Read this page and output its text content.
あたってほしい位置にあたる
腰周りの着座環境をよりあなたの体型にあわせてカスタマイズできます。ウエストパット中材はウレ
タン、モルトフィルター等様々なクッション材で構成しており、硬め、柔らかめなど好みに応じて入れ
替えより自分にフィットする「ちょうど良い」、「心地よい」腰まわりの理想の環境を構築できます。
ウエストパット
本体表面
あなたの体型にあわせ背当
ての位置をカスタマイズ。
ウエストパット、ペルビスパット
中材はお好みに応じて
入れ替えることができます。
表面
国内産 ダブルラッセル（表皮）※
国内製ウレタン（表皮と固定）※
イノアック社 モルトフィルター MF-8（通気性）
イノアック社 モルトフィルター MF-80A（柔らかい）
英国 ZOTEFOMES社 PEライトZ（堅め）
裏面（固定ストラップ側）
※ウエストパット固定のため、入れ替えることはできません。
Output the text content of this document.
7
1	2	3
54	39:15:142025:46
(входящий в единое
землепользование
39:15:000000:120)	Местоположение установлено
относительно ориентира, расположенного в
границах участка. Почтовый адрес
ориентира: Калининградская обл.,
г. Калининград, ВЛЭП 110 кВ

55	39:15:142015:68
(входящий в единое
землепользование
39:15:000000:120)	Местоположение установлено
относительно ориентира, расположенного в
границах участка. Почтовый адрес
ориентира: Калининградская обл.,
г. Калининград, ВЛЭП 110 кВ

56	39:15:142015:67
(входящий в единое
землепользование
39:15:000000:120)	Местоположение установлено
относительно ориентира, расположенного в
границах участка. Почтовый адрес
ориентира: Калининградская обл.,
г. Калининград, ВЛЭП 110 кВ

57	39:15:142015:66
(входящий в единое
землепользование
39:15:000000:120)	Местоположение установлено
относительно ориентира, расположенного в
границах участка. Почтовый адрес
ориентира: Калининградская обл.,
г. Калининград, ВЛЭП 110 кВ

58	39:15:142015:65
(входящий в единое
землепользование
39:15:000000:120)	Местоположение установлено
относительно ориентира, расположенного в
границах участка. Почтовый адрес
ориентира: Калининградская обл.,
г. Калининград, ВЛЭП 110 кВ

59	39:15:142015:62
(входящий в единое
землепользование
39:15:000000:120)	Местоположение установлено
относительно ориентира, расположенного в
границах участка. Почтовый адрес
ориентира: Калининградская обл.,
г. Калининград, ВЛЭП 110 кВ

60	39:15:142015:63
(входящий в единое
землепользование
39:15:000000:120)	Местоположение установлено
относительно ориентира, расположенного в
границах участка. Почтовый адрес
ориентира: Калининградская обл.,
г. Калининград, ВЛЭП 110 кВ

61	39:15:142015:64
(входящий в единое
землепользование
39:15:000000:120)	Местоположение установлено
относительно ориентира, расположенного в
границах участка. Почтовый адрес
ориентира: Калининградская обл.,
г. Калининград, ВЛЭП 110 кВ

...

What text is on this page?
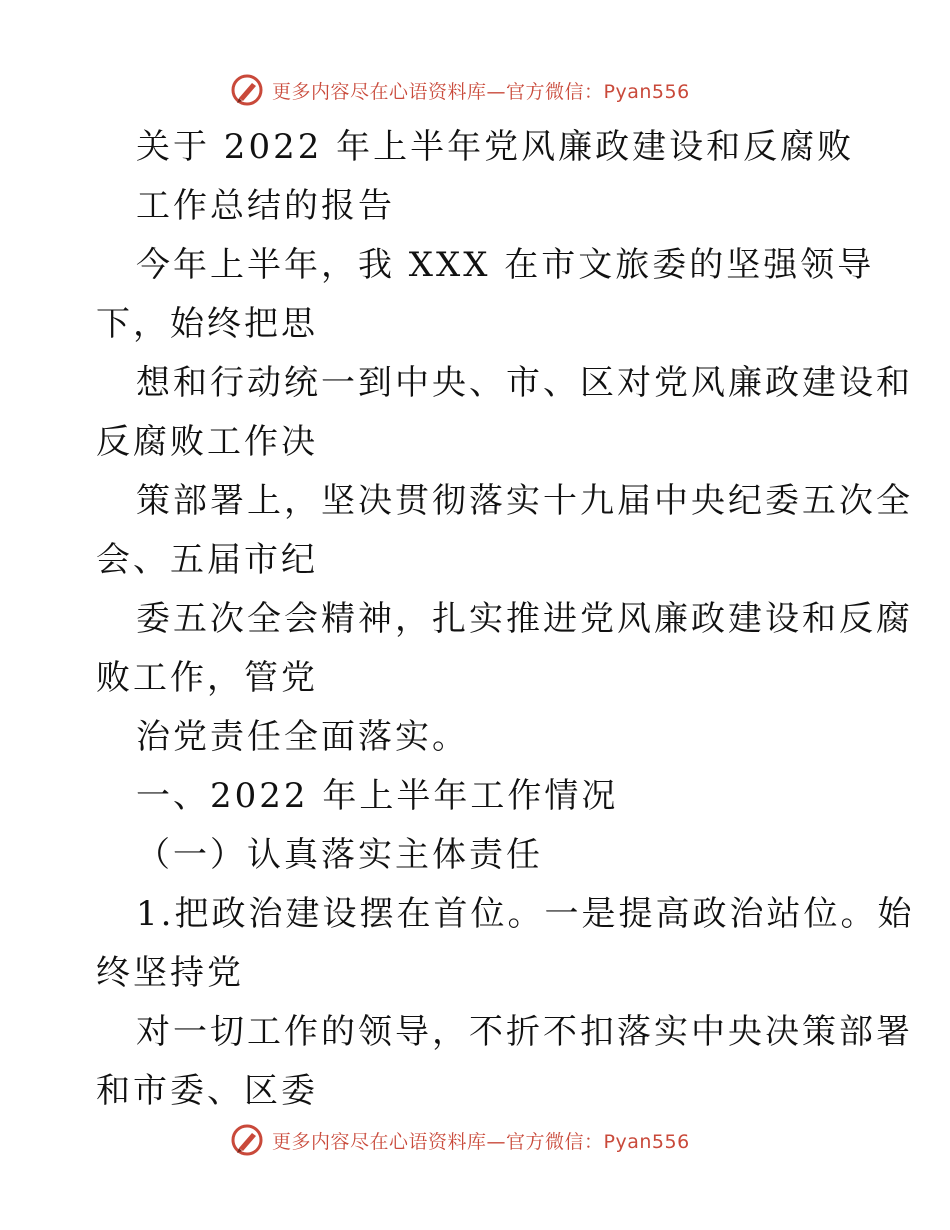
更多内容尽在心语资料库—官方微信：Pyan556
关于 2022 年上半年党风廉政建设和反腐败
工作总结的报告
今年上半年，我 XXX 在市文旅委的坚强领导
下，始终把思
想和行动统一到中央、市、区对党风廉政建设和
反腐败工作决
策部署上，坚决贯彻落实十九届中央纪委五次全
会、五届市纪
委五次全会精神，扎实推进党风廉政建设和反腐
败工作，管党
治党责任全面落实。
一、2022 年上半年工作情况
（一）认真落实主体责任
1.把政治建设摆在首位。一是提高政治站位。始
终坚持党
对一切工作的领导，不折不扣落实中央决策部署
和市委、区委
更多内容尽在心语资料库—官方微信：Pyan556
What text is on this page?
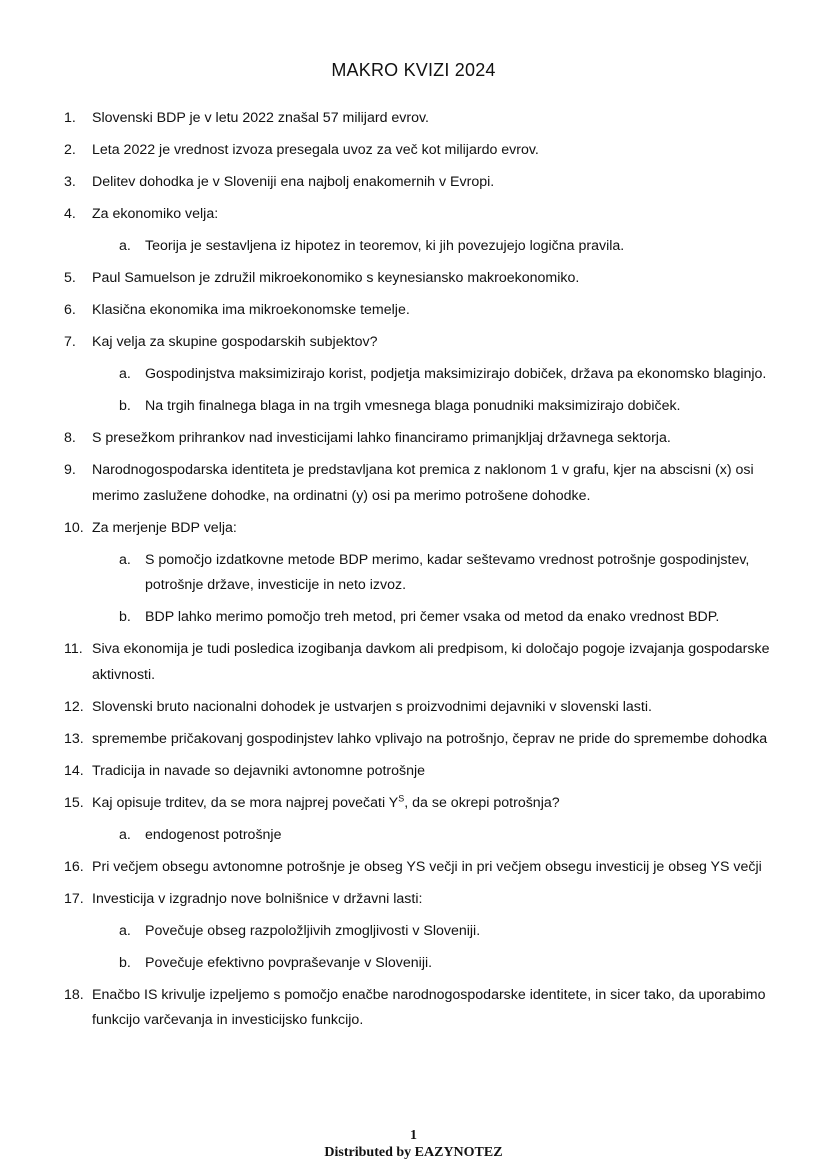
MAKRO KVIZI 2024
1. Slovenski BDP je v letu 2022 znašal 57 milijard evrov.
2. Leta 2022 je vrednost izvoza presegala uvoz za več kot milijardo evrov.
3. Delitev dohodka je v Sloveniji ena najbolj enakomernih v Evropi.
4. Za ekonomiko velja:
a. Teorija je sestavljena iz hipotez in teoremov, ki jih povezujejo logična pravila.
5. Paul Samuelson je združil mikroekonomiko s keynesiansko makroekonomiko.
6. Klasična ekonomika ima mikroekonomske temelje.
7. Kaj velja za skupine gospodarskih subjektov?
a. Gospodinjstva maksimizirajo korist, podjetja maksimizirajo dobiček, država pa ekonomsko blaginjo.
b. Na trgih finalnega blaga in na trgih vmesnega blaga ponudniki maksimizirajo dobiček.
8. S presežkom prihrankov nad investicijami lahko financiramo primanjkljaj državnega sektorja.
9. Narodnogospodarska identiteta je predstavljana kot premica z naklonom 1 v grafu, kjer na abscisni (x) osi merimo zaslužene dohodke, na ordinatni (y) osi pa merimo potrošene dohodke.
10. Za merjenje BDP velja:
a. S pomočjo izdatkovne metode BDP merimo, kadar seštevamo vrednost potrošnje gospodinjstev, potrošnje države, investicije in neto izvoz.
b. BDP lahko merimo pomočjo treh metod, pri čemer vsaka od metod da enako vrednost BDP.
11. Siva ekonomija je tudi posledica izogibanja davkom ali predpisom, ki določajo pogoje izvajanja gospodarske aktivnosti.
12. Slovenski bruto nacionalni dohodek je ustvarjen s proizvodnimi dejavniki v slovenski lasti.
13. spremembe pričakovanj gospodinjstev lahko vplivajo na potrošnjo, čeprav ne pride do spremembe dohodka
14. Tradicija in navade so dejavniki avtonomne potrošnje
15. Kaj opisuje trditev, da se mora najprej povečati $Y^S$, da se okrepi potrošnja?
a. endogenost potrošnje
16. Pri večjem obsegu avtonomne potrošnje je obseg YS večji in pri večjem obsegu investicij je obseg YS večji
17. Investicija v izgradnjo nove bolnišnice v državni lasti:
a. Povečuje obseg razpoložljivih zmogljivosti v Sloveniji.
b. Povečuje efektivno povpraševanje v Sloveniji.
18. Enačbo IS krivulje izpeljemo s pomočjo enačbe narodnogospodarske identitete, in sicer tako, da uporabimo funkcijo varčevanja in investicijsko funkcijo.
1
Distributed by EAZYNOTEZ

What you are asked to do :: State how many lines of the records hold the string "pomočjo", and nothing else.

Complete output :: 3